■ **Your goal**:
Count every line that holds the string "based", and report the number alone.

(Stored data)
..............................

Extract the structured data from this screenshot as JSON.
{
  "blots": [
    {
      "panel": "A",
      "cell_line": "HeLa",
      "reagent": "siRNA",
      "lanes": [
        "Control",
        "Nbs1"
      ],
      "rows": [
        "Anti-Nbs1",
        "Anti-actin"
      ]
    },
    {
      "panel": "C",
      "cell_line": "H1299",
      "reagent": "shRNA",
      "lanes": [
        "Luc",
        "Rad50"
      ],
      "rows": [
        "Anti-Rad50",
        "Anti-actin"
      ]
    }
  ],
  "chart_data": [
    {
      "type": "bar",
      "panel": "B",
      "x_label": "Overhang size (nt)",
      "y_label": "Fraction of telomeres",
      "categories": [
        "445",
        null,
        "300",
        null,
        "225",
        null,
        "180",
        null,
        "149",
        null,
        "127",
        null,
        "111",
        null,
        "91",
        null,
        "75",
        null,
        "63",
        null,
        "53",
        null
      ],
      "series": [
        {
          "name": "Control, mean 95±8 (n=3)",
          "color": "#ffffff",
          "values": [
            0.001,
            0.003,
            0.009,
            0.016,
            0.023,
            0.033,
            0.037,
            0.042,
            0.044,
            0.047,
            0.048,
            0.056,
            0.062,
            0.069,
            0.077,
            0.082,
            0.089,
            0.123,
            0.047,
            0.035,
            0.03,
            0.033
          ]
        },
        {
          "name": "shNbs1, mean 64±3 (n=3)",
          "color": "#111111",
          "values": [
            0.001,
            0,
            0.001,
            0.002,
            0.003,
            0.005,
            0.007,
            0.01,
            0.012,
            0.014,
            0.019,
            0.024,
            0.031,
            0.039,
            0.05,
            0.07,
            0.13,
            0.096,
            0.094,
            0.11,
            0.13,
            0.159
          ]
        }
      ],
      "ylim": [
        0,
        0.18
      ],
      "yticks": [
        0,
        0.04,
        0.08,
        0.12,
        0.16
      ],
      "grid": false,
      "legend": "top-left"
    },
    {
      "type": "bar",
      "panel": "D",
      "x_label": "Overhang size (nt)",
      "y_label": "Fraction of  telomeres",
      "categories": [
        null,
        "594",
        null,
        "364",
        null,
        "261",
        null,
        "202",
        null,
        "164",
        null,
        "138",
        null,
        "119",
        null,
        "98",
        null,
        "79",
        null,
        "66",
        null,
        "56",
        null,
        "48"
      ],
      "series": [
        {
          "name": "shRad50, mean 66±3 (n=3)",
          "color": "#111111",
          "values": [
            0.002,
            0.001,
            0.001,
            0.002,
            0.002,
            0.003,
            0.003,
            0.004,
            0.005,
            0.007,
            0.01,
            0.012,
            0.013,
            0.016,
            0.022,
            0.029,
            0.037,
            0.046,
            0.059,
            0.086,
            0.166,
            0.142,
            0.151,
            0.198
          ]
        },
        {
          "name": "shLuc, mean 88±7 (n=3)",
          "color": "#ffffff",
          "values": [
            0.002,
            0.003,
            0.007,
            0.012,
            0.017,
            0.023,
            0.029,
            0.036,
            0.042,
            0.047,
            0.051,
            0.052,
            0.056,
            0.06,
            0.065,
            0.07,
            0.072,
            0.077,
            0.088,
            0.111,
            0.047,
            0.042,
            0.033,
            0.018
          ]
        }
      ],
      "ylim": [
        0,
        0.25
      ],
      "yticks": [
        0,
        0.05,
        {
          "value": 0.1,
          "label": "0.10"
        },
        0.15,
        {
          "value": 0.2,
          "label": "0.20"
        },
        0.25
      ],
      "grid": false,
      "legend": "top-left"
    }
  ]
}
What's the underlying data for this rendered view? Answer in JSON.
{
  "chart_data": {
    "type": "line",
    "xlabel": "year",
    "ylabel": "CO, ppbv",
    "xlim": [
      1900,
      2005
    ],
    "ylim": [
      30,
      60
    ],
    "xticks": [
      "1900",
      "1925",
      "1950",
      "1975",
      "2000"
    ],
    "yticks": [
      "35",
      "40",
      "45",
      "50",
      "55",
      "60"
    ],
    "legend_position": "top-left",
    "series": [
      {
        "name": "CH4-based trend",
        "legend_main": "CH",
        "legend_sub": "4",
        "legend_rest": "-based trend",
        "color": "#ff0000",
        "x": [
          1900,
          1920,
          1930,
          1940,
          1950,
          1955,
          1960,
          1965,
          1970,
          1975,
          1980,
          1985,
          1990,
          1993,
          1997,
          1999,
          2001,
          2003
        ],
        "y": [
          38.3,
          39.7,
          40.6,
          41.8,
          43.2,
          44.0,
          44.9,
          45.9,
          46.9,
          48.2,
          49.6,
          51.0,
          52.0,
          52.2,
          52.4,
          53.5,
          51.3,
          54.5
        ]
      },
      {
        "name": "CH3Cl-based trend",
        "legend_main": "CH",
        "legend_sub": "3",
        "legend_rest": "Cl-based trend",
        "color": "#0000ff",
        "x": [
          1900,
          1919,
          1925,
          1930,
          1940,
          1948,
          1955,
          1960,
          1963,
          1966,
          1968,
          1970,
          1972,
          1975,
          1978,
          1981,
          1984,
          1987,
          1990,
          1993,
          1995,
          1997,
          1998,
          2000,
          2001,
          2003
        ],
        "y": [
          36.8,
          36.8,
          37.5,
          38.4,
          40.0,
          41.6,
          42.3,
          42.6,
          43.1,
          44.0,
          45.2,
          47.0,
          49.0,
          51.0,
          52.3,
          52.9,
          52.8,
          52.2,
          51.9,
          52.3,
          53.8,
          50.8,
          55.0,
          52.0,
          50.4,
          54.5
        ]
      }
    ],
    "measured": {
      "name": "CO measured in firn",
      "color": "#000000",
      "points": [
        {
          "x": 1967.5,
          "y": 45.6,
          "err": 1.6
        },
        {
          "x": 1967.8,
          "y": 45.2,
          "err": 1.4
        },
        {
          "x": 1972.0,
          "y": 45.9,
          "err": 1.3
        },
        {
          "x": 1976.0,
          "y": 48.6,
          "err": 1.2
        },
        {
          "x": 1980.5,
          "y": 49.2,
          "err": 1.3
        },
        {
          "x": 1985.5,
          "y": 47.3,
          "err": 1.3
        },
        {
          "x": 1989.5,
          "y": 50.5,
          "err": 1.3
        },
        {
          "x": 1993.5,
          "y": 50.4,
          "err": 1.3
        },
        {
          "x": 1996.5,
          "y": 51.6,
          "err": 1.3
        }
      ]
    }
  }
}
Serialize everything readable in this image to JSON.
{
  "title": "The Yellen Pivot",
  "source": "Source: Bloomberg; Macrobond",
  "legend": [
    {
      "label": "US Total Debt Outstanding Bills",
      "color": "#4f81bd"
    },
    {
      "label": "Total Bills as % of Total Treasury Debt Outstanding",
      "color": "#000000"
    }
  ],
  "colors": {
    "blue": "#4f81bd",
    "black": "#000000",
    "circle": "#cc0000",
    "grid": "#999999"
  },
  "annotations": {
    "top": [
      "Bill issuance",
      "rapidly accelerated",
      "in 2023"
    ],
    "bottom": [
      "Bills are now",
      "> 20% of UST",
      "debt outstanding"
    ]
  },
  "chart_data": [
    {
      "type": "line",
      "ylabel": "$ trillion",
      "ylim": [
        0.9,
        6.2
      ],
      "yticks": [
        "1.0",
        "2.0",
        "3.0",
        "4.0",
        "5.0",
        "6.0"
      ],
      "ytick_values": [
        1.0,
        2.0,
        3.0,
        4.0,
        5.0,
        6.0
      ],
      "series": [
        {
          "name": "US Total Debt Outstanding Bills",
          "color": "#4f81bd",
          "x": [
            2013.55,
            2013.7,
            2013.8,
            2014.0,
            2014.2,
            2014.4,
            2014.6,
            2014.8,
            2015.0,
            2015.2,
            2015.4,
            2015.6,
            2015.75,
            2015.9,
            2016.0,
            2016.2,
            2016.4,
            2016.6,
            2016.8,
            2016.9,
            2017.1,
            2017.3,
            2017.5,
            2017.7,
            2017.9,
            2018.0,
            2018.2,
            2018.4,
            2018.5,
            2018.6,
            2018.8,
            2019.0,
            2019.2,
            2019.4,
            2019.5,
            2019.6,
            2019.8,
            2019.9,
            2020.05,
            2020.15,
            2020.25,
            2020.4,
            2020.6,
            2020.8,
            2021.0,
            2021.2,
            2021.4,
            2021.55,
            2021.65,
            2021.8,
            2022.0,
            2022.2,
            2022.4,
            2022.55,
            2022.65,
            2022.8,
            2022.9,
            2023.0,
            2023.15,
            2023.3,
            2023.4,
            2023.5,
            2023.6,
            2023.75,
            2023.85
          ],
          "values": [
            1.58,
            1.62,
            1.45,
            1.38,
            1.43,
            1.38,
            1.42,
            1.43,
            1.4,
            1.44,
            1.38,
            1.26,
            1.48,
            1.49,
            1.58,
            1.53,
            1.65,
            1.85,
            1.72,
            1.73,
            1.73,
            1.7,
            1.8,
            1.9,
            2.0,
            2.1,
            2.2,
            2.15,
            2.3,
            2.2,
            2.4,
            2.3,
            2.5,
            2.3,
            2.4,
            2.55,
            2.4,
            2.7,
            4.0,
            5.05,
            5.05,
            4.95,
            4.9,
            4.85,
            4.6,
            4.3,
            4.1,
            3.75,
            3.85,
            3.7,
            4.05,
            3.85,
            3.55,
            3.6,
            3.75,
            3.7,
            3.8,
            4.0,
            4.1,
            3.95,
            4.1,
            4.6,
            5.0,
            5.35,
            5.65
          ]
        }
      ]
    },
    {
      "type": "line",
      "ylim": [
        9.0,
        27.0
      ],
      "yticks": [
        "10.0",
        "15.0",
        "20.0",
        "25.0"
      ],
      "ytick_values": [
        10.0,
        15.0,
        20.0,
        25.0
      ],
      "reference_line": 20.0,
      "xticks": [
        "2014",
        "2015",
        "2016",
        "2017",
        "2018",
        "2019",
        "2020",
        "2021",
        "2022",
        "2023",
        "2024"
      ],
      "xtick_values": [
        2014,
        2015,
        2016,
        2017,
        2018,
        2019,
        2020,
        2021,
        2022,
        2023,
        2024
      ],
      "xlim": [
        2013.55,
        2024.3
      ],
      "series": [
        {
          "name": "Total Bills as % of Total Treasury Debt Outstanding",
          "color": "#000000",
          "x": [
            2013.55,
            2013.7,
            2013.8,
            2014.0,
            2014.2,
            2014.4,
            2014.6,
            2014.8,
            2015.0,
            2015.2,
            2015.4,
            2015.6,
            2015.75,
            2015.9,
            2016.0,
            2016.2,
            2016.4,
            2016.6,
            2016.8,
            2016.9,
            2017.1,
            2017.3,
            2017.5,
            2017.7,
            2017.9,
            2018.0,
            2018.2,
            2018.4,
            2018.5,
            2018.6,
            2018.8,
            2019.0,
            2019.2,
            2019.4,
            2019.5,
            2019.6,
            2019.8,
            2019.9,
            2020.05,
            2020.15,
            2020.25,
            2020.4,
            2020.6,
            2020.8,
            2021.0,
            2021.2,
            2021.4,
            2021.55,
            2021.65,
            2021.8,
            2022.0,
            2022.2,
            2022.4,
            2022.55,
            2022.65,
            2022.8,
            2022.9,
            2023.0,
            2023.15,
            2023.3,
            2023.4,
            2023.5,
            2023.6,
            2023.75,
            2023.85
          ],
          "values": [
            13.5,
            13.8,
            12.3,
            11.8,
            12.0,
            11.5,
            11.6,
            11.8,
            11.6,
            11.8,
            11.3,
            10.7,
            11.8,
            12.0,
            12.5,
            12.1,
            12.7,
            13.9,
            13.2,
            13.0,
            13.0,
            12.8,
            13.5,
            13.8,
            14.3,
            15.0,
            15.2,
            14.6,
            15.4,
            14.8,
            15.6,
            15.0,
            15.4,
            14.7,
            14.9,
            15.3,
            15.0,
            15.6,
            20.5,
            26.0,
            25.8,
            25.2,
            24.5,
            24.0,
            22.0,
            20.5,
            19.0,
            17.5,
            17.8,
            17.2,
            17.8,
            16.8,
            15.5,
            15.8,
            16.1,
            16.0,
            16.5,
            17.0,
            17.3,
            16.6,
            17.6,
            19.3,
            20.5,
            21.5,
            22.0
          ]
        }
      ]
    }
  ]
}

..............................

■ **Solution below**:
4